─── SUPPLIED RECORDS ───
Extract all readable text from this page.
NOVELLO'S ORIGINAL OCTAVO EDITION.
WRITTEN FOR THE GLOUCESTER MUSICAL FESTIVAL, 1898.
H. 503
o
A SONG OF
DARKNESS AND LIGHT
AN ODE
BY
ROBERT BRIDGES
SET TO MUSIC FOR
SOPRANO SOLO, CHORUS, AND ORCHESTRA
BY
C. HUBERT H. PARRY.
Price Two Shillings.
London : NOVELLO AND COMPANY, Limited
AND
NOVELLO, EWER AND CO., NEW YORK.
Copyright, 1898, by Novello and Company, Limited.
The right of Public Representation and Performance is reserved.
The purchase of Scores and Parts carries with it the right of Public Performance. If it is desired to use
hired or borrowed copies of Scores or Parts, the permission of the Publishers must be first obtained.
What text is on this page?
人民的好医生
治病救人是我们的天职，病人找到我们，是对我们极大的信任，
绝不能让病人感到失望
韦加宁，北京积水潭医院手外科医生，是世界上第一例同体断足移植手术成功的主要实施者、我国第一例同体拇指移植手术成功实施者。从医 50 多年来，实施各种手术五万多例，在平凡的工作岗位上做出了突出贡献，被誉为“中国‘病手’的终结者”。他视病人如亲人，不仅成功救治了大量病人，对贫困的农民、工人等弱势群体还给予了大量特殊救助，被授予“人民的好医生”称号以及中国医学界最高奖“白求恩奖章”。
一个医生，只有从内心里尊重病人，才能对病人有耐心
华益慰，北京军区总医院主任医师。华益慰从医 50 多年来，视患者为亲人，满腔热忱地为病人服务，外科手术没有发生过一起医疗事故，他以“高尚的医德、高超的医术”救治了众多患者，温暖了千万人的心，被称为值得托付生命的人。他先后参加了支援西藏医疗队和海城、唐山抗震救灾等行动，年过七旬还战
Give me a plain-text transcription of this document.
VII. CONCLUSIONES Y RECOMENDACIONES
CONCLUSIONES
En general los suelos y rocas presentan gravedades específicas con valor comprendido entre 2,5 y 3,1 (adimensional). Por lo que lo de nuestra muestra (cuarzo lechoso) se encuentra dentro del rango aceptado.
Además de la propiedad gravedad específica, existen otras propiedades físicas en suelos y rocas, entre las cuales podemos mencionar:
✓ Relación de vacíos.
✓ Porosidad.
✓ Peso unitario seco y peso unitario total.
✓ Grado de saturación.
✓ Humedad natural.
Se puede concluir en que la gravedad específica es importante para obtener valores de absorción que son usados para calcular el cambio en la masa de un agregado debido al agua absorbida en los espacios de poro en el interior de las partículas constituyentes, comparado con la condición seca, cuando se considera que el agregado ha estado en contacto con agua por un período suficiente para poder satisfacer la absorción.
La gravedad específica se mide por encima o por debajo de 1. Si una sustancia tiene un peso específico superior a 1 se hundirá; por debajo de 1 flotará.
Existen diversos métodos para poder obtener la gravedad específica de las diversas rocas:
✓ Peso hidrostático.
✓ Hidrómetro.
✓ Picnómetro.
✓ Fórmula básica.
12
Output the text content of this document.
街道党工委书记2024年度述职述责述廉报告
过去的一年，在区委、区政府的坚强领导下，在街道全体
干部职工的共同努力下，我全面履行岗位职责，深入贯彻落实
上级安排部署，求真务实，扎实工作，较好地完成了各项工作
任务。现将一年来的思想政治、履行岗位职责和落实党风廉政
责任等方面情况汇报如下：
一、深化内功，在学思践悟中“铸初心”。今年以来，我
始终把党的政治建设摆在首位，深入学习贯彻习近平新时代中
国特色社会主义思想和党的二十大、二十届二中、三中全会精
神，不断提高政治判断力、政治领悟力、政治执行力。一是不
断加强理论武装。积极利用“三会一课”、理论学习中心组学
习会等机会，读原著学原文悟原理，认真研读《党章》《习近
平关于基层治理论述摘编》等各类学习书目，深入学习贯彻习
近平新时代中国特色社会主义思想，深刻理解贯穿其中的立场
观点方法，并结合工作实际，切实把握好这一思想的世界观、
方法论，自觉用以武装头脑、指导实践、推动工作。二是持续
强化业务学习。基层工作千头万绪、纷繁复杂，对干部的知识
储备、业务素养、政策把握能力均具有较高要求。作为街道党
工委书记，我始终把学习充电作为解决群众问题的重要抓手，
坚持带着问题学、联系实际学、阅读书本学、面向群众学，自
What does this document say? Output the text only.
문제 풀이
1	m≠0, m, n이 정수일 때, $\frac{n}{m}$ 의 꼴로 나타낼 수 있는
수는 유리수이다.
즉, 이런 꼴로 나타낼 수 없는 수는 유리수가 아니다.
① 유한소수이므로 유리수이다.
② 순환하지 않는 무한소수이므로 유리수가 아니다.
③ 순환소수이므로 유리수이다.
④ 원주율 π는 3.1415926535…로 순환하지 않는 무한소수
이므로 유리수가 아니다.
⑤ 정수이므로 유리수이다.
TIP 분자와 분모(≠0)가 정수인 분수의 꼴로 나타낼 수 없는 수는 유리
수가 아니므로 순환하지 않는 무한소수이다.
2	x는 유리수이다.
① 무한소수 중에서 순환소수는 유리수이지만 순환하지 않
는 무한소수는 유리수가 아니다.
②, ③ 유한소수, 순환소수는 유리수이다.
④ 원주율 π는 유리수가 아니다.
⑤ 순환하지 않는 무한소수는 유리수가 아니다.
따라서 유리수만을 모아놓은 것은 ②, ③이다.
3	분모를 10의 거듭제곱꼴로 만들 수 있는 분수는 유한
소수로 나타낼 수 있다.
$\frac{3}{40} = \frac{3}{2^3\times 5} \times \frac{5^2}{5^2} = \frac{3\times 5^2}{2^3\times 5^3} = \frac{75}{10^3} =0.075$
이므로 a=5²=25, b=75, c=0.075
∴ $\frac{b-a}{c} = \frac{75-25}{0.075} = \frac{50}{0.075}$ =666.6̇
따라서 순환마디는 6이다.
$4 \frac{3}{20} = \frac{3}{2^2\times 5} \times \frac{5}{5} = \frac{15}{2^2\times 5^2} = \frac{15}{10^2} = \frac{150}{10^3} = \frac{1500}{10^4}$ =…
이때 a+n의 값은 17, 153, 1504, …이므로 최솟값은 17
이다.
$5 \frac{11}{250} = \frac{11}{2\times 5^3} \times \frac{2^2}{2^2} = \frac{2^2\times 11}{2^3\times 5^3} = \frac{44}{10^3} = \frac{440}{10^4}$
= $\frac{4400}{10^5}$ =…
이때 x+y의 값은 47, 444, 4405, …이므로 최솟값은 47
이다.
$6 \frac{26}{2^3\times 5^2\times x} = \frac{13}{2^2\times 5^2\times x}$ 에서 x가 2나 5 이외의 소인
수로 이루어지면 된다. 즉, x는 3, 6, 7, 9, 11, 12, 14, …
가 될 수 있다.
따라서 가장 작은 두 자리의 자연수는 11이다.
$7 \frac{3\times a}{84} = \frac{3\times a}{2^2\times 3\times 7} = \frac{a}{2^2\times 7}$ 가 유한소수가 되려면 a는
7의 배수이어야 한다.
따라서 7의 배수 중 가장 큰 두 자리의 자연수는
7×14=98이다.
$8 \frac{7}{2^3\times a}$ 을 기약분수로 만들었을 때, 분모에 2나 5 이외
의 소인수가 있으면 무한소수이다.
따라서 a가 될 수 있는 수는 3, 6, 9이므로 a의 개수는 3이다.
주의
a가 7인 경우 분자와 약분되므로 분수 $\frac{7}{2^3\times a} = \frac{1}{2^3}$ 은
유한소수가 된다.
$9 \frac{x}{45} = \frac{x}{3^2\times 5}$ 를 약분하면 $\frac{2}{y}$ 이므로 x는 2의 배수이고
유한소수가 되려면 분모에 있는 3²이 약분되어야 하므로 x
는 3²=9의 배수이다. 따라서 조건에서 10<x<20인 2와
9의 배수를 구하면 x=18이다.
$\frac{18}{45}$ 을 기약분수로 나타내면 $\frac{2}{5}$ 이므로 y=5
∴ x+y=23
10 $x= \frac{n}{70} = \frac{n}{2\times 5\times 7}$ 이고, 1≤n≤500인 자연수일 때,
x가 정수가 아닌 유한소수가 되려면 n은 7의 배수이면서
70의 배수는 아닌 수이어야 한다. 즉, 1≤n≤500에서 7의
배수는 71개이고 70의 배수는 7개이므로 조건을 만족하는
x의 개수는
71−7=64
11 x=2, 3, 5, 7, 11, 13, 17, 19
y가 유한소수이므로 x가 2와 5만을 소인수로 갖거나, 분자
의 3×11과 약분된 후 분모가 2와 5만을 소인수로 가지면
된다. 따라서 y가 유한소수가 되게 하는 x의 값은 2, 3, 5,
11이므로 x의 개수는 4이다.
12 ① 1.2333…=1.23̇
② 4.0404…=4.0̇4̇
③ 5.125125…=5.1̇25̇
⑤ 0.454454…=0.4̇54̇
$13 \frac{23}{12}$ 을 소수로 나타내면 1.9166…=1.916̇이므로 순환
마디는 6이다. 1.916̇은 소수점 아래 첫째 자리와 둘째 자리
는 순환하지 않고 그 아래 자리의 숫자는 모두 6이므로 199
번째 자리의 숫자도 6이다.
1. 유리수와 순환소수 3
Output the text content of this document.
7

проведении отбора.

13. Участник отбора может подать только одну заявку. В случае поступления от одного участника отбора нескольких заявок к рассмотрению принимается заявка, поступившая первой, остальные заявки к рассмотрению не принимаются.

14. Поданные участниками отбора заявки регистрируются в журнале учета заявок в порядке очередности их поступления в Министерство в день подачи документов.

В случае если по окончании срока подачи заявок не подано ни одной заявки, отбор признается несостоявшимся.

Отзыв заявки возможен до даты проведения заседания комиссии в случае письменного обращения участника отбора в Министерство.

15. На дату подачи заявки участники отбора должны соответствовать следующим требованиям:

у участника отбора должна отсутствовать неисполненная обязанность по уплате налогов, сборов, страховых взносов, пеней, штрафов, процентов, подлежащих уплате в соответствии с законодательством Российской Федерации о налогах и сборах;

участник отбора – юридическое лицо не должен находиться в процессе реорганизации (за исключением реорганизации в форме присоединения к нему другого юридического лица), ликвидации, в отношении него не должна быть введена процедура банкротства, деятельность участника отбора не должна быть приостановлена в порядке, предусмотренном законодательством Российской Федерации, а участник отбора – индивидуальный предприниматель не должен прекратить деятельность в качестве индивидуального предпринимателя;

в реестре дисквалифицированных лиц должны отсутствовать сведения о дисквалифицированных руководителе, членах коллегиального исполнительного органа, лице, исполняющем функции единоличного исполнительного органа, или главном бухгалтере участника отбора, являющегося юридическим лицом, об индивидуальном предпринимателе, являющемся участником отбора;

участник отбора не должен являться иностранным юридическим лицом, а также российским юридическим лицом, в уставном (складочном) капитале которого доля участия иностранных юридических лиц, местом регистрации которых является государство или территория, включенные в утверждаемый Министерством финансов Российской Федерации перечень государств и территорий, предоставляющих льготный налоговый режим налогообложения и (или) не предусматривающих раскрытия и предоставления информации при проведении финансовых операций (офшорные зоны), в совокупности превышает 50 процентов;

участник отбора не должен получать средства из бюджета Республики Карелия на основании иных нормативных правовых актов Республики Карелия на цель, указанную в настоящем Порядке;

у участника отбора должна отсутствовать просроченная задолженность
───
In the data above, how many lines contain the string "순환하지"? Answer with the number only.

__OUTPUT FOR THIS TASK__. 6